**Work required:** Extract each line of the data and write it out again exactly.

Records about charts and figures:
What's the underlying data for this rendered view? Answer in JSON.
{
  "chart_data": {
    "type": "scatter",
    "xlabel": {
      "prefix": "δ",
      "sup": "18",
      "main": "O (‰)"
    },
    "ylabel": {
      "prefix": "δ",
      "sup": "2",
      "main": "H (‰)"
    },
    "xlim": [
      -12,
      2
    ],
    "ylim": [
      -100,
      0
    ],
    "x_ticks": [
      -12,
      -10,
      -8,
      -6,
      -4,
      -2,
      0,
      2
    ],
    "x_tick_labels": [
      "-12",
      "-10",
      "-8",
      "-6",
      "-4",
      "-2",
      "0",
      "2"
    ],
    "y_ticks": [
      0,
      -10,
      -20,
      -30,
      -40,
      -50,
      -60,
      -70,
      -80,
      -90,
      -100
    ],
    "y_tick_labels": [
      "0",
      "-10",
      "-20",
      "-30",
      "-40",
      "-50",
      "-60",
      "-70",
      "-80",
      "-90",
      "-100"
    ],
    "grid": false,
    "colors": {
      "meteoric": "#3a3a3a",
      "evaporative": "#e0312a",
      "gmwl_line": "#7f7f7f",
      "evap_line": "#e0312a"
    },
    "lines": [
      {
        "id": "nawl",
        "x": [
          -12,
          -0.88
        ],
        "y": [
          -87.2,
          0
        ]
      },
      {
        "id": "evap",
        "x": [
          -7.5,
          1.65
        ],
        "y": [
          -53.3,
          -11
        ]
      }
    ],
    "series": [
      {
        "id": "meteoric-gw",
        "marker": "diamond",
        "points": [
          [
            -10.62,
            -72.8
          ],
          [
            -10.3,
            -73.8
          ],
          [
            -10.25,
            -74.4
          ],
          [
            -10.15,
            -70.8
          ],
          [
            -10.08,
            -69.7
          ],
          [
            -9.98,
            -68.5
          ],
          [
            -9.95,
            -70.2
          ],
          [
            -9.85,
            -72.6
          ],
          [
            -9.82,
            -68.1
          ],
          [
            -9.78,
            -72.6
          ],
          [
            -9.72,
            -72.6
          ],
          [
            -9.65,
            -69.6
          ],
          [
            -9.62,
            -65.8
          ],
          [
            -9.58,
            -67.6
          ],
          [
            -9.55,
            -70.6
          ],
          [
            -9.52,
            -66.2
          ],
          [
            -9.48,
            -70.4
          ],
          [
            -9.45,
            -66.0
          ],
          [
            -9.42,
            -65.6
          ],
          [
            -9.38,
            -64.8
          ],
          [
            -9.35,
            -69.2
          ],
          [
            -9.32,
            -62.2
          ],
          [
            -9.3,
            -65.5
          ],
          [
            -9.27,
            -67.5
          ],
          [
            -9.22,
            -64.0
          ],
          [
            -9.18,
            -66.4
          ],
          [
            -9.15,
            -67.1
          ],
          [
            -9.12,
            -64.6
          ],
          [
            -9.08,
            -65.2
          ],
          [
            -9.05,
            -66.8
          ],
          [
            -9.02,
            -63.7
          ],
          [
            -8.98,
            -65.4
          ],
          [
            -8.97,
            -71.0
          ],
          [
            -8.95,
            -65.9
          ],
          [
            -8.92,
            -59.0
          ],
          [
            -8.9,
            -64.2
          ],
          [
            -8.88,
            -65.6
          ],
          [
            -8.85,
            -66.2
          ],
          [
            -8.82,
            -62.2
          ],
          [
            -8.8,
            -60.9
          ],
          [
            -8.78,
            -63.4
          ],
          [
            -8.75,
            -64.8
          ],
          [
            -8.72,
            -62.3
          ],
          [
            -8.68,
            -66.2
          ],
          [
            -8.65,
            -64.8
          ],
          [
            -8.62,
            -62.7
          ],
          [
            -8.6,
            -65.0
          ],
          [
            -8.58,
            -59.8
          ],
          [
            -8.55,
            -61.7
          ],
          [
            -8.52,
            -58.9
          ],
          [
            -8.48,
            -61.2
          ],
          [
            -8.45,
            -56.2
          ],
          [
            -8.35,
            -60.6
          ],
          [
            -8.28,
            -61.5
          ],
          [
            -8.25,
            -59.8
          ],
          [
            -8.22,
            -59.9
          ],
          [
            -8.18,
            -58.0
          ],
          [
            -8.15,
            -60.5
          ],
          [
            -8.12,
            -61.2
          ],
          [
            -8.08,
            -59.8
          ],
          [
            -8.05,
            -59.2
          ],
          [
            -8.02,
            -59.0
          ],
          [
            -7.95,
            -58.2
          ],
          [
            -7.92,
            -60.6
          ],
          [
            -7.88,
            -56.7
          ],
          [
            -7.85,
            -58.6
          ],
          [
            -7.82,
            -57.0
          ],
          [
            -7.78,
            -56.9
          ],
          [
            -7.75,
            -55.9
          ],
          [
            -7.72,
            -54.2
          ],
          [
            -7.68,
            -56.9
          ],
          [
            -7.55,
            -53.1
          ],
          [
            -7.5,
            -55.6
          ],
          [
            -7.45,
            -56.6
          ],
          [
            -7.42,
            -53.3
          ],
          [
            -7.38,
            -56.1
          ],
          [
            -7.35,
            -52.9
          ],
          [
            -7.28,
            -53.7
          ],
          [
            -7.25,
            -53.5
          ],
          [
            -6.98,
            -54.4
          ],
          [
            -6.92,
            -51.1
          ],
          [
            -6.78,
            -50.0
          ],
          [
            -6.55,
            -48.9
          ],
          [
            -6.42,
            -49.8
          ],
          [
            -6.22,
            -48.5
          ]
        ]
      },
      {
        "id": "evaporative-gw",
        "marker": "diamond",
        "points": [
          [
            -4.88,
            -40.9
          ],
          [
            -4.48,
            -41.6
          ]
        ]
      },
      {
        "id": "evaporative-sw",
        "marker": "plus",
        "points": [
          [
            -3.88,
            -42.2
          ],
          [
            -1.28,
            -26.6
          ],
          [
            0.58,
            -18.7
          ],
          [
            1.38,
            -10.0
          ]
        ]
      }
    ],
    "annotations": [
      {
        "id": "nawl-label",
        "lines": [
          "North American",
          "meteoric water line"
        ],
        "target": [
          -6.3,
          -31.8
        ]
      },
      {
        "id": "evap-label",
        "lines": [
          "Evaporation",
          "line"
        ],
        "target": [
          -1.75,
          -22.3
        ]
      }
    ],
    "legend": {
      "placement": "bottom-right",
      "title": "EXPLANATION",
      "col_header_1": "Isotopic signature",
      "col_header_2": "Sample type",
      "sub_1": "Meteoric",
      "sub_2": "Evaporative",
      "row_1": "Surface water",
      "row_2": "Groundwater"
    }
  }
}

**Final result:**
What's the underlying data for this rendered view? Answer in JSON.
{
  "chart_data": {
    "type": "scatter",
    "xlabel": {
      "prefix": "δ",
      "sup": "18",
      "main": "O (‰)"
    },
    "ylabel": {
      "prefix": "δ",
      "sup": "2",
      "main": "H (‰)"
    },
    "xlim": [
      -12,
      2
    ],
    "ylim": [
      -100,
      0
    ],
    "x_ticks": [
      -12,
      -10,
      -8,
      -6,
      -4,
      -2,
      0,
      2
    ],
    "x_tick_labels": [
      "-12",
      "-10",
      "-8",
      "-6",
      "-4",
      "-2",
      "0",
      "2"
    ],
    "y_ticks": [
      0,
      -10,
      -20,
      -30,
      -40,
      -50,
      -60,
      -70,
      -80,
      -90,
      -100
    ],
    "y_tick_labels": [
      "0",
      "-10",
      "-20",
      "-30",
      "-40",
      "-50",
      "-60",
      "-70",
      "-80",
      "-90",
      "-100"
    ],
    "grid": false,
    "colors": {
      "meteoric": "#3a3a3a",
      "evaporative": "#e0312a",
      "gmwl_line": "#7f7f7f",
      "evap_line": "#e0312a"
    },
    "lines": [
      {
        "id": "nawl",
        "x": [
          -12,
          -0.88
        ],
        "y": [
          -87.2,
          0
        ]
      },
      {
        "id": "evap",
        "x": [
          -7.5,
          1.65
        ],
        "y": [
          -53.3,
          -11
        ]
      }
    ],
    "series": [
      {
        "id": "meteoric-gw",
        "marker": "diamond",
        "points": [
          [
            -10.62,
            -72.8
          ],
          [
            -10.3,
            -73.8
          ],
          [
            -10.25,
            -74.4
          ],
          [
            -10.15,
            -70.8
          ],
          [
            -10.08,
            -69.7
          ],
          [
            -9.98,
            -68.5
          ],
          [
            -9.95,
            -70.2
          ],
          [
            -9.85,
            -72.6
          ],
          [
            -9.82,
            -68.1
          ],
          [
            -9.78,
            -72.6
          ],
          [
            -9.72,
            -72.6
          ],
          [
            -9.65,
            -69.6
          ],
          [
            -9.62,
            -65.8
          ],
          [
            -9.58,
            -67.6
          ],
          [
            -9.55,
            -70.6
          ],
          [
            -9.52,
            -66.2
          ],
          [
            -9.48,
            -70.4
          ],
          [
            -9.45,
            -66.0
          ],
          [
            -9.42,
            -65.6
          ],
          [
            -9.38,
            -64.8
          ],
          [
            -9.35,
            -69.2
          ],
          [
            -9.32,
            -62.2
          ],
          [
            -9.3,
            -65.5
          ],
          [
            -9.27,
            -67.5
          ],
          [
            -9.22,
            -64.0
          ],
          [
            -9.18,
            -66.4
          ],
          [
            -9.15,
            -67.1
          ],
          [
            -9.12,
            -64.6
          ],
          [
            -9.08,
            -65.2
          ],
          [
            -9.05,
            -66.8
          ],
          [
            -9.02,
            -63.7
          ],
          [
            -8.98,
            -65.4
          ],
          [
            -8.97,
            -71.0
          ],
          [
            -8.95,
            -65.9
          ],
          [
            -8.92,
            -59.0
          ],
          [
            -8.9,
            -64.2
          ],
          [
            -8.88,
            -65.6
          ],
          [
            -8.85,
            -66.2
          ],
          [
            -8.82,
            -62.2
          ],
          [
            -8.8,
            -60.9
          ],
          [
            -8.78,
            -63.4
          ],
          [
            -8.75,
            -64.8
          ],
          [
            -8.72,
            -62.3
          ],
          [
            -8.68,
            -66.2
          ],
          [
            -8.65,
            -64.8
          ],
          [
            -8.62,
            -62.7
          ],
          [
            -8.6,
            -65.0
          ],
          [
            -8.58,
            -59.8
          ],
          [
            -8.55,
            -61.7
          ],
          [
            -8.52,
            -58.9
          ],
          [
            -8.48,
            -61.2
          ],
          [
            -8.45,
            -56.2
          ],
          [
            -8.35,
            -60.6
          ],
          [
            -8.28,
            -61.5
          ],
          [
            -8.25,
            -59.8
          ],
          [
            -8.22,
            -59.9
          ],
          [
            -8.18,
            -58.0
          ],
          [
            -8.15,
            -60.5
          ],
          [
            -8.12,
            -61.2
          ],
          [
            -8.08,
            -59.8
          ],
          [
            -8.05,
            -59.2
          ],
          [
            -8.02,
            -59.0
          ],
          [
            -7.95,
            -58.2
          ],
          [
            -7.92,
            -60.6
          ],
          [
            -7.88,
            -56.7
          ],
          [
            -7.85,
            -58.6
          ],
          [
            -7.82,
            -57.0
          ],
          [
            -7.78,
            -56.9
          ],
          [
            -7.75,
            -55.9
          ],
          [
            -7.72,
            -54.2
          ],
          [
            -7.68,
            -56.9
          ],
          [
            -7.55,
            -53.1
          ],
          [
            -7.5,
            -55.6
          ],
          [
            -7.45,
            -56.6
          ],
          [
            -7.42,
            -53.3
          ],
          [
            -7.38,
            -56.1
          ],
          [
            -7.35,
            -52.9
          ],
          [
            -7.28,
            -53.7
          ],
          [
            -7.25,
            -53.5
          ],
          [
            -6.98,
            -54.4
          ],
          [
            -6.92,
            -51.1
          ],
          [
            -6.78,
            -50.0
          ],
          [
            -6.55,
            -48.9
          ],
          [
            -6.42,
            -49.8
          ],
          [
            -6.22,
            -48.5
          ]
        ]
      },
      {
        "id": "evaporative-gw",
        "marker": "diamond",
        "points": [
          [
            -4.88,
            -40.9
          ],
          [
            -4.48,
            -41.6
          ]
        ]
      },
      {
        "id": "evaporative-sw",
        "marker": "plus",
        "points": [
          [
            -3.88,
            -42.2
          ],
          [
            -1.28,
            -26.6
          ],
          [
            0.58,
            -18.7
          ],
          [
            1.38,
            -10.0
          ]
        ]
      }
    ],
    "annotations": [
      {
        "id": "nawl-label",
        "lines": [
          "North American",
          "meteoric water line"
        ],
        "target": [
          -6.3,
          -31.8
        ]
      },
      {
        "id": "evap-label",
        "lines": [
          "Evaporation",
          "line"
        ],
        "target": [
          -1.75,
          -22.3
        ]
      }
    ],
    "legend": {
      "placement": "bottom-right",
      "title": "EXPLANATION",
      "col_header_1": "Isotopic signature",
      "col_header_2": "Sample type",
      "sub_1": "Meteoric",
      "sub_2": "Evaporative",
      "row_1": "Surface water",
      "row_2": "Groundwater"
    }
  }
}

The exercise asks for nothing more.